• Work instructions:
Work out how many lines of the material below mention the word "handle"; reply with the number only.

(Dataset excerpts)

-------------------------

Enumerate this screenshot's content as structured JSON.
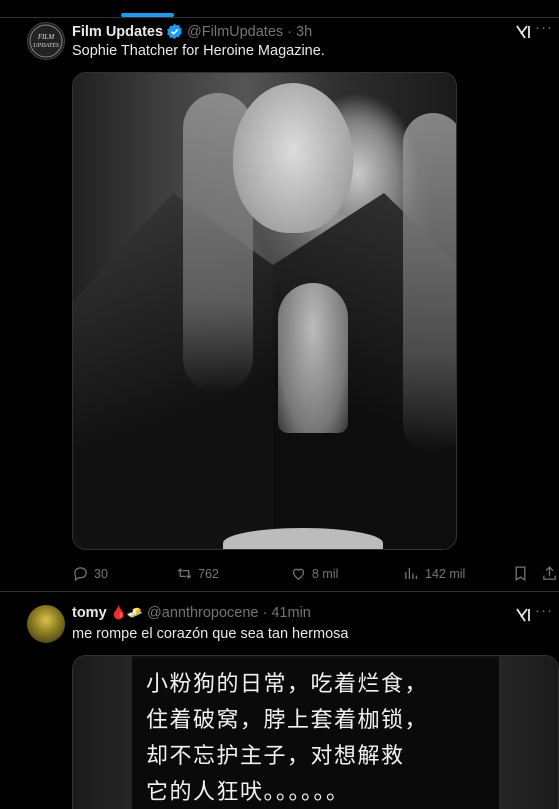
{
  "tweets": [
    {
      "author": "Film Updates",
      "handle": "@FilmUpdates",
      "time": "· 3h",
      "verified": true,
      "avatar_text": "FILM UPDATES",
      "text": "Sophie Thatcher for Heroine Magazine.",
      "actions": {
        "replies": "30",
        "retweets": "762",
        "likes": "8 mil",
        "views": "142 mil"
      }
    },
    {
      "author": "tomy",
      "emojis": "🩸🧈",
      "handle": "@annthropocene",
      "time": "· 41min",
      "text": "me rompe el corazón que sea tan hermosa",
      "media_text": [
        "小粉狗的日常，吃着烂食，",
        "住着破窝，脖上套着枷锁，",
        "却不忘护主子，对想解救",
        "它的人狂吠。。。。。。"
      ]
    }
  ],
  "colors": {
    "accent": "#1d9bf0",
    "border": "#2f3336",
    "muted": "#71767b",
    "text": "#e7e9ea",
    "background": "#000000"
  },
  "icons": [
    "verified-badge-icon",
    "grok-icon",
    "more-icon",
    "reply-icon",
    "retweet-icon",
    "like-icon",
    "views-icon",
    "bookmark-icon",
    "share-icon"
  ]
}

-------------------------

• Answer for this exercise:
2